→ Do this:
Check each line of the material below for "Range". Report how many have it, with no other words.

(begin)

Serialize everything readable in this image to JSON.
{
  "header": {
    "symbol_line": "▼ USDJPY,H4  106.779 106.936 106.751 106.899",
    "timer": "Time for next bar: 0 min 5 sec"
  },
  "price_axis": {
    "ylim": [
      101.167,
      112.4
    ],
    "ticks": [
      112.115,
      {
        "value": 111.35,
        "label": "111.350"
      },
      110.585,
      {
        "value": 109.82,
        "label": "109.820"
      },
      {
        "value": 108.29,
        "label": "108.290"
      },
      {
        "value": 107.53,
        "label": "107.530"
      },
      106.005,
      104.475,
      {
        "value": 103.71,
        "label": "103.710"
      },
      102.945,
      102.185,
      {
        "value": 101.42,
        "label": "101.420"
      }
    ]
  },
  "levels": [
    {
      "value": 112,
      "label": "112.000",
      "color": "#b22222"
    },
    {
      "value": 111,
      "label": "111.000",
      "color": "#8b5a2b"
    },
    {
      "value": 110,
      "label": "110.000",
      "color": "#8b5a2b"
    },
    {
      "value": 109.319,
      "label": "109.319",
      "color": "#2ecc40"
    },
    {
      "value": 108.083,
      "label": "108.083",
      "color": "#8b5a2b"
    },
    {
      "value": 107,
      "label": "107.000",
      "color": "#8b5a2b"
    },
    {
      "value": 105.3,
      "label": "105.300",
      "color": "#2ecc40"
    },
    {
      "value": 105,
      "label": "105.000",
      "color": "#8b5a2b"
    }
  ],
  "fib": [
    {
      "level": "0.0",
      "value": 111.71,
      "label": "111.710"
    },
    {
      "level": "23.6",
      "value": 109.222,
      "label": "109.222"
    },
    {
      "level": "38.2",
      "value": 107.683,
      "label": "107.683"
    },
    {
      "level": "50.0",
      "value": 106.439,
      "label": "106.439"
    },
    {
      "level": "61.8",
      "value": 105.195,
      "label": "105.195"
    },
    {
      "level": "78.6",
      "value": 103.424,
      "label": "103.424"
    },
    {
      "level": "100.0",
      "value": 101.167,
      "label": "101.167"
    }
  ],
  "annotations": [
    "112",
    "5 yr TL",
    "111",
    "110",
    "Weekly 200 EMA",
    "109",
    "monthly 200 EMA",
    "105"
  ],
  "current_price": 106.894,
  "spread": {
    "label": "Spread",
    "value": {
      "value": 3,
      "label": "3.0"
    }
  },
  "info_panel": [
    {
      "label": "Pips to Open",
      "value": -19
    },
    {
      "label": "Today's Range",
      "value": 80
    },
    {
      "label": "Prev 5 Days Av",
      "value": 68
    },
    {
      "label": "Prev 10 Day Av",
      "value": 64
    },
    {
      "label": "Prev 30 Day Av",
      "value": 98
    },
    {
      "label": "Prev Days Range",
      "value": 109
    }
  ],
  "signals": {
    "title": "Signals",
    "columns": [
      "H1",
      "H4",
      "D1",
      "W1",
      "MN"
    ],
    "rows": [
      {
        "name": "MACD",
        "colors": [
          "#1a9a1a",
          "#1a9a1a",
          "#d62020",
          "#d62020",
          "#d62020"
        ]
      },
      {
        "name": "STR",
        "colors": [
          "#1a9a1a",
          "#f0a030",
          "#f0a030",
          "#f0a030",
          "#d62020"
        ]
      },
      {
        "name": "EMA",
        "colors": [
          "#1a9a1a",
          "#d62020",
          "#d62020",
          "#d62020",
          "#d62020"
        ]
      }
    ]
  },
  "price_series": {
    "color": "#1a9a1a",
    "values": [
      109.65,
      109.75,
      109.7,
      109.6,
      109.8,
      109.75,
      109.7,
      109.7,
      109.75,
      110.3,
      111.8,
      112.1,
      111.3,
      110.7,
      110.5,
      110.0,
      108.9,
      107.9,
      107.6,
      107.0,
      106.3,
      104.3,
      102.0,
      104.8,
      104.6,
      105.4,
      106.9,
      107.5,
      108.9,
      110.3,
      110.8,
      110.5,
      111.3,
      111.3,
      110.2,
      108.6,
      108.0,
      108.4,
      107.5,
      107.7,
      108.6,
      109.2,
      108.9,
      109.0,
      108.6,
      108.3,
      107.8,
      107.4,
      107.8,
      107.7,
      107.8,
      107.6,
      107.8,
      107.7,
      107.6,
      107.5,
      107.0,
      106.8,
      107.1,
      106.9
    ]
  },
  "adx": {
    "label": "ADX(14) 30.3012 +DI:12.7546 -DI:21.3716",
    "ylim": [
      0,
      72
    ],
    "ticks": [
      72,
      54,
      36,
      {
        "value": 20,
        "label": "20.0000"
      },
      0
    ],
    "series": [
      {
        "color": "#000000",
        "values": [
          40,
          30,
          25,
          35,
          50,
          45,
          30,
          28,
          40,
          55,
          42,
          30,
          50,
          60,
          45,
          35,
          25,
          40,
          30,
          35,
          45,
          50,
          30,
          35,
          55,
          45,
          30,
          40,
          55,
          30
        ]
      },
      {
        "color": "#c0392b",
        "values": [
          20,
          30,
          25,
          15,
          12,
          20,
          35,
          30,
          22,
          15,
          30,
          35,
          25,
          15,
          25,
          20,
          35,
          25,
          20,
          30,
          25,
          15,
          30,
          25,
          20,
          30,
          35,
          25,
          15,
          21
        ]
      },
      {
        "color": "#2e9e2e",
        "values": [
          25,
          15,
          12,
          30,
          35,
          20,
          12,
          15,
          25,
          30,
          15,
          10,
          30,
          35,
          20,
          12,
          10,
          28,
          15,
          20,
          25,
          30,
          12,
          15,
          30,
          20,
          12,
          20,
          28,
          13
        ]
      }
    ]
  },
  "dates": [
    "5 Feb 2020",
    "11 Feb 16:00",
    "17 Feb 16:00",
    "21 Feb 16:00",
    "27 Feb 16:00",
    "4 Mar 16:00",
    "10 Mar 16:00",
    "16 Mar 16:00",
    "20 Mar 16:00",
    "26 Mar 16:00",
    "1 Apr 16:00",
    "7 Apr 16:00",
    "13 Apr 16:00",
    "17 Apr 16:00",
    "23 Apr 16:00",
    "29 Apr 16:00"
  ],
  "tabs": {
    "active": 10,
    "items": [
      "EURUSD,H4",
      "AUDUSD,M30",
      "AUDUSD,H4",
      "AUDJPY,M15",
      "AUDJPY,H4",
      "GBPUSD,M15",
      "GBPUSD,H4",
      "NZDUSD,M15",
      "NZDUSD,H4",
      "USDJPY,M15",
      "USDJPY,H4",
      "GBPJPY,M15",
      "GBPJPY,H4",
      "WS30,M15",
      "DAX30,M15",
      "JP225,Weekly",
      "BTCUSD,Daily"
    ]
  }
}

(end)

→ Solution to this task:
2